> _INSTRUCTION_:
Single out each line with the word "text" and copy it.

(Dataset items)
——————

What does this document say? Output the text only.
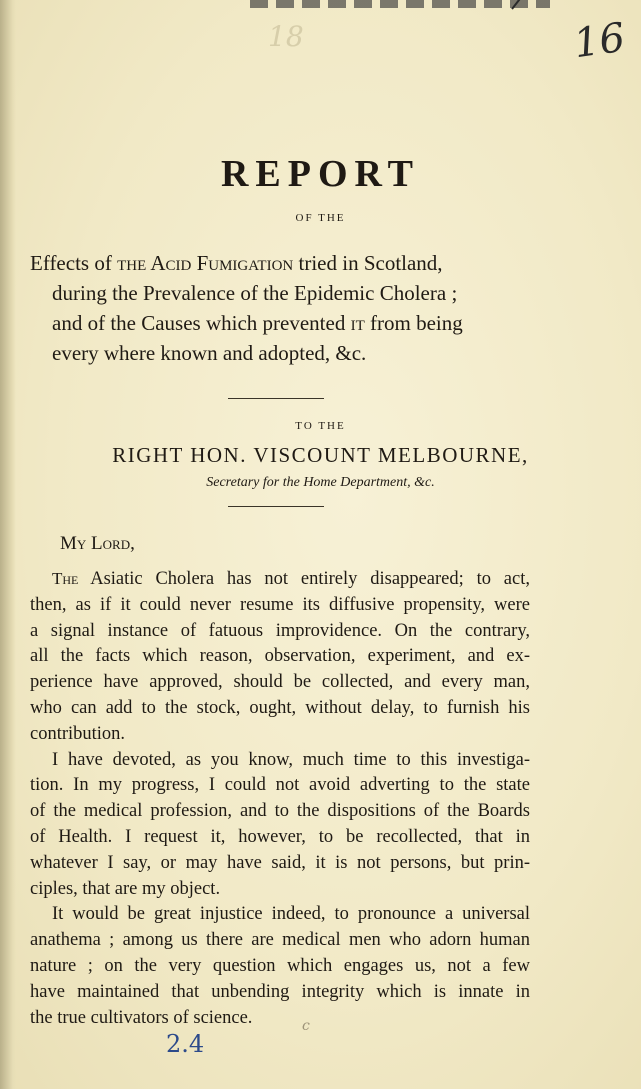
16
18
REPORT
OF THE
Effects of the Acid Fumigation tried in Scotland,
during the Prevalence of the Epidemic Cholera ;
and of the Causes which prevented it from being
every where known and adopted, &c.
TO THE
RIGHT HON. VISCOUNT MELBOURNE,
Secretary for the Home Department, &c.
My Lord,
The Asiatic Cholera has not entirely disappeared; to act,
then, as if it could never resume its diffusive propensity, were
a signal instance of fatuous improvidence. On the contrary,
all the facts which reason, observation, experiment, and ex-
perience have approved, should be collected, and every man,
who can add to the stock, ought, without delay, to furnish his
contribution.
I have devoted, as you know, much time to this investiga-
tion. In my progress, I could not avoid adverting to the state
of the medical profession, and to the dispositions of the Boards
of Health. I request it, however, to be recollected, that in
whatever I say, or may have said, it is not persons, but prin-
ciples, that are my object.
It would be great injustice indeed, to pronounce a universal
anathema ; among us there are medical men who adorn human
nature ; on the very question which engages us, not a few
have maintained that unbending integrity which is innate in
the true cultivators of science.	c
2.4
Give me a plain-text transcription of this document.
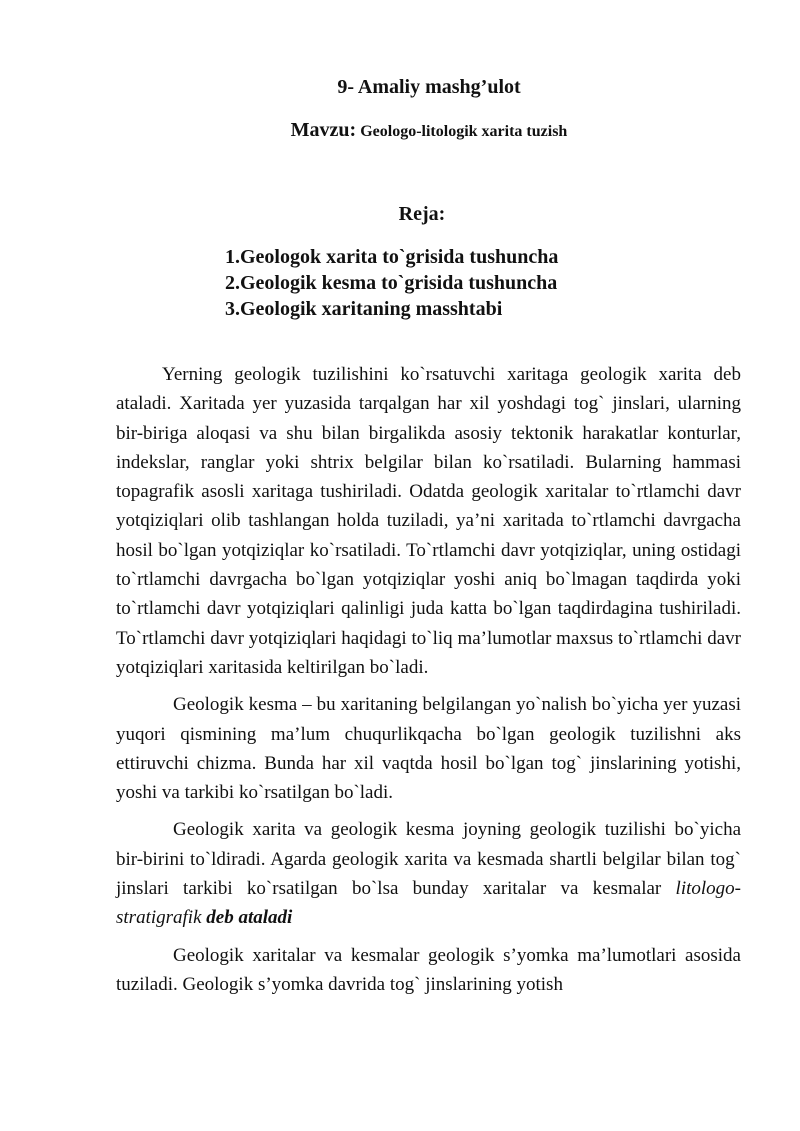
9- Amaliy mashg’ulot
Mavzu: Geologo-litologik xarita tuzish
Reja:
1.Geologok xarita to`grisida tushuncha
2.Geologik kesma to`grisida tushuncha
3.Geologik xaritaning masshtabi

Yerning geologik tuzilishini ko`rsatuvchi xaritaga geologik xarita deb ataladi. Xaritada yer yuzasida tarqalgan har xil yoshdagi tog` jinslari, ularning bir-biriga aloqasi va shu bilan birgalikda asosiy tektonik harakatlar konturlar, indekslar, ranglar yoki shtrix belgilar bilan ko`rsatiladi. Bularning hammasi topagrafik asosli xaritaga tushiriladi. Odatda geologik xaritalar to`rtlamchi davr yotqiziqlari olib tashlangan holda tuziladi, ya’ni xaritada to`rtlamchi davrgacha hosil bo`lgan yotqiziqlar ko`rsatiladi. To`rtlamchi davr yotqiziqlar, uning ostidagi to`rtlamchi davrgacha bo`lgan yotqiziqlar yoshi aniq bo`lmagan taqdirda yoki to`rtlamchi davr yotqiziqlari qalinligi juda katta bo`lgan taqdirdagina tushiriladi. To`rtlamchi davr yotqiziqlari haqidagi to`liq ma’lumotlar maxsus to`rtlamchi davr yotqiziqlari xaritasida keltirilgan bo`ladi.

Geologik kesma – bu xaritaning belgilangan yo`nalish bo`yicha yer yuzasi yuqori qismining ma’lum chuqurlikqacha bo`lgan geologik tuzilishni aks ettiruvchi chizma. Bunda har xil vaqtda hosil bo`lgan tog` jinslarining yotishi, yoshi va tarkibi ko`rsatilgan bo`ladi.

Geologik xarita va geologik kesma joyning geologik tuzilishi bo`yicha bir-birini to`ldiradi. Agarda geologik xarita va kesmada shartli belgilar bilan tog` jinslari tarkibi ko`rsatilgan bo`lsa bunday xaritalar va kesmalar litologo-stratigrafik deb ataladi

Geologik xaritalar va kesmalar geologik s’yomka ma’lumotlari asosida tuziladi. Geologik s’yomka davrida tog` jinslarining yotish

——————

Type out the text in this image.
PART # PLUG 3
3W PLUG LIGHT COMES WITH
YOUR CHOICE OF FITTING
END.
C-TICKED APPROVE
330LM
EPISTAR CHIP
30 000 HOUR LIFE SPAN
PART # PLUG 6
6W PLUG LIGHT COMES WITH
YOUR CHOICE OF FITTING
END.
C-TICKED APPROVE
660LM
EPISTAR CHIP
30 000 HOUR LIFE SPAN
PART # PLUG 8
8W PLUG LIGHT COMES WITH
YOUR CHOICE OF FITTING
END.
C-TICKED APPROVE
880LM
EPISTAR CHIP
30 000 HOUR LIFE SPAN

——————

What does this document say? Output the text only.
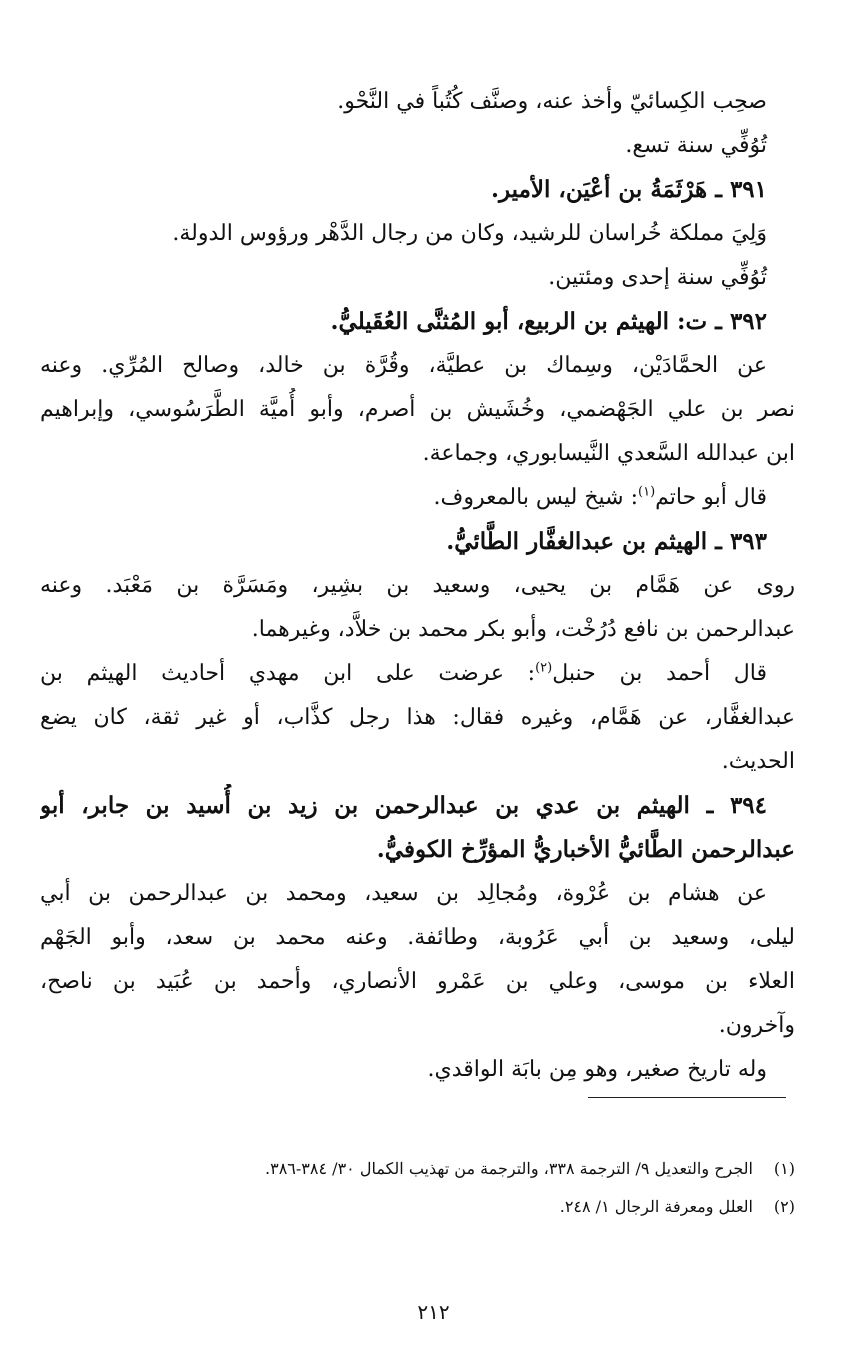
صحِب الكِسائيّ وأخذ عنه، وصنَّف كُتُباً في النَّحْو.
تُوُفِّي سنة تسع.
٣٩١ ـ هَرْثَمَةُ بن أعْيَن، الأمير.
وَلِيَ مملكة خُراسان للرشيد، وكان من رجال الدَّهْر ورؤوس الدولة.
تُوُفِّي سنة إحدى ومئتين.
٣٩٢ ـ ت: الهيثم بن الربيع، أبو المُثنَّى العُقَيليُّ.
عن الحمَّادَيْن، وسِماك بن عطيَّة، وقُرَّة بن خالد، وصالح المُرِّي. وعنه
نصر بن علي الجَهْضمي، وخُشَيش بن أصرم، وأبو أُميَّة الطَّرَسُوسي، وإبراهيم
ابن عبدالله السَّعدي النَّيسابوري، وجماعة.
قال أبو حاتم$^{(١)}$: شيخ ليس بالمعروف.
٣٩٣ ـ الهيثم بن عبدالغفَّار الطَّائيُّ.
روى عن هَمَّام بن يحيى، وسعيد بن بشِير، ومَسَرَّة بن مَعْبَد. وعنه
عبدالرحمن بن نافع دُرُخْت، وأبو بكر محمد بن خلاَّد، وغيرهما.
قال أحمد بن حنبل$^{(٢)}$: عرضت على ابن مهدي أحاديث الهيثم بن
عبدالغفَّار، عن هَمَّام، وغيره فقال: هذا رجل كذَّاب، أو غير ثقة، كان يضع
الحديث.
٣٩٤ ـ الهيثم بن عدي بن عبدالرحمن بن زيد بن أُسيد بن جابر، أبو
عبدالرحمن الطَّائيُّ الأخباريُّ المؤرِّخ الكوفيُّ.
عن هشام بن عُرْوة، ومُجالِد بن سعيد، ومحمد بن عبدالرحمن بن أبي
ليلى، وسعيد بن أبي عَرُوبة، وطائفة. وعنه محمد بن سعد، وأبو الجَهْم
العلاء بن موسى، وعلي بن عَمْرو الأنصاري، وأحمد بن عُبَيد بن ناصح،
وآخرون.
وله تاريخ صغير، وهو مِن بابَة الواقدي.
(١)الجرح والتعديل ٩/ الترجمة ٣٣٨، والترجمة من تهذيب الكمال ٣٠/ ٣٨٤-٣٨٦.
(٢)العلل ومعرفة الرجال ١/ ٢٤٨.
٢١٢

——————

> _COMPLETED EXERCISE_:
What does this document say? Output the text only.
Give me a plain-text transcription of this document.
Type out the text in this image.
What does this document say? Output the text only.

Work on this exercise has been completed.